## What is asked
Copy the data word for word, starting with the first line and going on through the line that contains "paragraph-example: For example, 20".

╔══

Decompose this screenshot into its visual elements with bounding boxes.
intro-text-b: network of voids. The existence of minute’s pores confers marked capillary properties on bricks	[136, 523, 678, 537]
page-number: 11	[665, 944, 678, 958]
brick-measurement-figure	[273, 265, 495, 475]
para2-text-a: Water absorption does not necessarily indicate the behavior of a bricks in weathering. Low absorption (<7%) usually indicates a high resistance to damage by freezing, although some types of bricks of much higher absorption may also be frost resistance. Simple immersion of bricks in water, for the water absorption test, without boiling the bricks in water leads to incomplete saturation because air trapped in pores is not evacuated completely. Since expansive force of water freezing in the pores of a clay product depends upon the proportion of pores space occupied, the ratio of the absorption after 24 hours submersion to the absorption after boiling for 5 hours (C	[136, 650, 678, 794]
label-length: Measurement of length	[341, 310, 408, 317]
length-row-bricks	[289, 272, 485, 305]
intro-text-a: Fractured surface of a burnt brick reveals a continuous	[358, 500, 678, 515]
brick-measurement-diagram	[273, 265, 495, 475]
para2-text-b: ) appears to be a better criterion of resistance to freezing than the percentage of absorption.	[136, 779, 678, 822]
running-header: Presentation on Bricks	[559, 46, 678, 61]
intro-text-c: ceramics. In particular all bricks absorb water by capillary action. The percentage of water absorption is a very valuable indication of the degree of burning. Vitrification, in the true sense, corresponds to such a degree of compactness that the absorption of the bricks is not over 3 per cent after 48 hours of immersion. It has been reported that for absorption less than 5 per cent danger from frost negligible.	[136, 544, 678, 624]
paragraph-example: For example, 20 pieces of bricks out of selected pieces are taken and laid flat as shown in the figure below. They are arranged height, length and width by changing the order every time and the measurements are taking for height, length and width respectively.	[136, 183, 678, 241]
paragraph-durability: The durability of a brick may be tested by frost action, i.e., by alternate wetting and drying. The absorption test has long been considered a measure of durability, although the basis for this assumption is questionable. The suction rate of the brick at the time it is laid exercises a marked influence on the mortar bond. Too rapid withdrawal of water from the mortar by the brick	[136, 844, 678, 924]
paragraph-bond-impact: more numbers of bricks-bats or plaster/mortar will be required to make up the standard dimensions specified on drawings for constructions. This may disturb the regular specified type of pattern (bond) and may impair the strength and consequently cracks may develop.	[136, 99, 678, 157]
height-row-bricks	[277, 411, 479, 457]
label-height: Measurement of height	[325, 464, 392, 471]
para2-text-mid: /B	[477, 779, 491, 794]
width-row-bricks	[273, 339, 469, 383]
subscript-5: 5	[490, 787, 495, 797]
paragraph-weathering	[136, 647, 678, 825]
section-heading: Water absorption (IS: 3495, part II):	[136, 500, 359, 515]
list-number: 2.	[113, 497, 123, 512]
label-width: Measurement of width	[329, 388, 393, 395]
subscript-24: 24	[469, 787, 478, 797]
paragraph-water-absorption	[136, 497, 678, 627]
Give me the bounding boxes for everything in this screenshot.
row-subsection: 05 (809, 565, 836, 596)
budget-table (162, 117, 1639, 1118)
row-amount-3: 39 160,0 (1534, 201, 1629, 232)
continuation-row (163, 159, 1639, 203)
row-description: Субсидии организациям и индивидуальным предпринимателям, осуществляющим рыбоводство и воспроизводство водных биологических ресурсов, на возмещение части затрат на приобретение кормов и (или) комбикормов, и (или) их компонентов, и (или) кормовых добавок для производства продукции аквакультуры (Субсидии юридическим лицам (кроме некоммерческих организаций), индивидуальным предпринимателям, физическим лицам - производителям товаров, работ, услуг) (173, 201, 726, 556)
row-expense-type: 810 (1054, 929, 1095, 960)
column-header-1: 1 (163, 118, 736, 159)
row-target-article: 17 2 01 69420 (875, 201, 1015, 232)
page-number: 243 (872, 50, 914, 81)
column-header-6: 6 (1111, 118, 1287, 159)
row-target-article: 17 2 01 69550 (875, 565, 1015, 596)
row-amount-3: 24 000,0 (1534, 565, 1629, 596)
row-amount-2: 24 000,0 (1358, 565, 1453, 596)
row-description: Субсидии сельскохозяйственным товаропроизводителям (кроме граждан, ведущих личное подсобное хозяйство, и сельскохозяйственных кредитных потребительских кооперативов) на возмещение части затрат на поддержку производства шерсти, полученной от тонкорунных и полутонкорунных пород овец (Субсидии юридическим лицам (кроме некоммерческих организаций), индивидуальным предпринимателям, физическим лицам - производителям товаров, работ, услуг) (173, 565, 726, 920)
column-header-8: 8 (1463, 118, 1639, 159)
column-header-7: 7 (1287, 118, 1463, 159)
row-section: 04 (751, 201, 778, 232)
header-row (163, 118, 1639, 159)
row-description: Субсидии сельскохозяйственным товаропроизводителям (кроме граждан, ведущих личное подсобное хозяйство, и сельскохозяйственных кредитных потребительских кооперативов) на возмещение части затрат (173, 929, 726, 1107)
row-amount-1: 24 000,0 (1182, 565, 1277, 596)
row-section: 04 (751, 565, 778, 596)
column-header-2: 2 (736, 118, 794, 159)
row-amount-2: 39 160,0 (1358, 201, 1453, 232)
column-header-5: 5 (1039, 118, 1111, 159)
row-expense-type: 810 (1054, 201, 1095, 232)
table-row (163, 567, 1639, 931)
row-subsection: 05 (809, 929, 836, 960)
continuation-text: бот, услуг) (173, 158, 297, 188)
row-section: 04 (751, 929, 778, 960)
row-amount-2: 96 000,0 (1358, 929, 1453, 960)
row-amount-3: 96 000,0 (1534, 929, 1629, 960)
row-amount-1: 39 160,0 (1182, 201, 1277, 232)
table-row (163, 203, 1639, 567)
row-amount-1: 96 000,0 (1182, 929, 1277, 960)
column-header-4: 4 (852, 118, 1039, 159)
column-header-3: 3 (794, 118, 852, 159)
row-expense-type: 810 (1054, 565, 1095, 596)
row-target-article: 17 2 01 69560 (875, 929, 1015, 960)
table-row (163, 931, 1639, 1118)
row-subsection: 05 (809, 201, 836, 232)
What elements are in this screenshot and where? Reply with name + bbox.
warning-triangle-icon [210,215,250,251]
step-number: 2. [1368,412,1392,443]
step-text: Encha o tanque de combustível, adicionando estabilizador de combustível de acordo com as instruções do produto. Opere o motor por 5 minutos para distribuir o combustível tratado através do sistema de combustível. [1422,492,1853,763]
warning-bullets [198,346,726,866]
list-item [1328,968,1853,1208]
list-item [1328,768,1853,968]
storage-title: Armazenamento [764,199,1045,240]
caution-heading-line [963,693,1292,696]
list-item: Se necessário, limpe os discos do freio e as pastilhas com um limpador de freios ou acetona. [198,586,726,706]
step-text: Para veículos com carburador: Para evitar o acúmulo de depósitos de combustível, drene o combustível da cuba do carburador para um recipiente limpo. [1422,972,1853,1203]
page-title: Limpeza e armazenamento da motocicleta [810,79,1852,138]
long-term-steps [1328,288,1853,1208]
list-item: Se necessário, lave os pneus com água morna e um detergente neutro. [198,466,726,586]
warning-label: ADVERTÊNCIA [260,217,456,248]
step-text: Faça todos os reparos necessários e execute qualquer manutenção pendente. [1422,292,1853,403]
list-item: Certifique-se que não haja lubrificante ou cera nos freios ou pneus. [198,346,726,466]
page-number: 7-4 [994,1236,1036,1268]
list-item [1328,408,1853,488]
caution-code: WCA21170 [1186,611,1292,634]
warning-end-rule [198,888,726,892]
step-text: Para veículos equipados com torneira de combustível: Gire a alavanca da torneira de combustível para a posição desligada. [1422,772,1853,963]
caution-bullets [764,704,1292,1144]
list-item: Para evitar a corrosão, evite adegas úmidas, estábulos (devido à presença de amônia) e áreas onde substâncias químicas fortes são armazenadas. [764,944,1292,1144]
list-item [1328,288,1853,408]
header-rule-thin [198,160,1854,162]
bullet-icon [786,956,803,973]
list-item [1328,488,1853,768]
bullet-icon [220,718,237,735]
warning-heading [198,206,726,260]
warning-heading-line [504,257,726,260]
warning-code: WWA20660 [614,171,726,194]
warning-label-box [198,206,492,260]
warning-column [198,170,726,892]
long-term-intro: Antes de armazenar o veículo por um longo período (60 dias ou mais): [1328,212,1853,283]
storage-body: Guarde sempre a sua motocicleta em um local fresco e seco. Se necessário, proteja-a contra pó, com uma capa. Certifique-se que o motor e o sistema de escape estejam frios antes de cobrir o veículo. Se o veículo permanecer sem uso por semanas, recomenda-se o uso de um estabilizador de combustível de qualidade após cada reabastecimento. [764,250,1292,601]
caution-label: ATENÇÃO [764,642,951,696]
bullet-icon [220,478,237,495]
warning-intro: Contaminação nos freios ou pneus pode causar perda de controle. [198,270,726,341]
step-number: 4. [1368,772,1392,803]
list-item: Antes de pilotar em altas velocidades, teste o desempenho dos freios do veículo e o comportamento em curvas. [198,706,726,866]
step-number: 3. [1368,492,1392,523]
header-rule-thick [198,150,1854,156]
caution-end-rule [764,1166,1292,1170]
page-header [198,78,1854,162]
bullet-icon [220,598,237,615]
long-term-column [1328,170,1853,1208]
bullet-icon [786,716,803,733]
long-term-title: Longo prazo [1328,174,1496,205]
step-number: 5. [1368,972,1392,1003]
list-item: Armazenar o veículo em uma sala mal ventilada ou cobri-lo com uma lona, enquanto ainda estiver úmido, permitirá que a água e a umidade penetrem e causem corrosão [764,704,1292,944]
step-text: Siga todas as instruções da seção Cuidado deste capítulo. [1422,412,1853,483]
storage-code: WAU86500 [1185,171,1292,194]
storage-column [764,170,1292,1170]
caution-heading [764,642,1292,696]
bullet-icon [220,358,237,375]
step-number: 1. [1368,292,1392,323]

╚══

## Written solution
Decompose this screenshot into its visual elements with bounding boxes.
intro-text-b: network of voids. The existence of minute’s pores confers marked capillary properties on bricks	[136, 523, 678, 537]
page-number: 11	[665, 944, 678, 958]
brick-measurement-figure	[273, 265, 495, 475]
para2-text-a: Water absorption does not necessarily indicate the behavior of a bricks in weathering. Low absorption (<7%) usually indicates a high resistance to damage by freezing, although some types of bricks of much higher absorption may also be frost resistance. Simple immersion of bricks in water, for the water absorption test, without boiling the bricks in water leads to incomplete saturation because air trapped in pores is not evacuated completely. Since expansive force of water freezing in the pores of a clay product depends upon the proportion of pores space occupied, the ratio of the absorption after 24 hours submersion to the absorption after boiling for 5 hours (C	[136, 650, 678, 794]
label-length: Measurement of length	[341, 310, 408, 317]
length-row-bricks	[289, 272, 485, 305]
intro-text-a: Fractured surface of a burnt brick reveals a continuous	[358, 500, 678, 515]
brick-measurement-diagram	[273, 265, 495, 475]
para2-text-b: ) appears to be a better criterion of resistance to freezing than the percentage of absorption.	[136, 779, 678, 822]
running-header: Presentation on Bricks	[559, 46, 678, 61]
intro-text-c: ceramics. In particular all bricks absorb water by capillary action. The percentage of water absorption is a very valuable indication of the degree of burning. Vitrification, in the true sense, corresponds to such a degree of compactness that the absorption of the bricks is not over 3 per cent after 48 hours of immersion. It has been reported that for absorption less than 5 per cent danger from frost negligible.	[136, 544, 678, 624]
paragraph-example: For example, 20 pieces of bricks out of selected pieces are taken and laid flat as shown in the figure below. They are arranged height, length and width by changing the order every time and the measurements are taking for height, length and width respectively.	[136, 183, 678, 241]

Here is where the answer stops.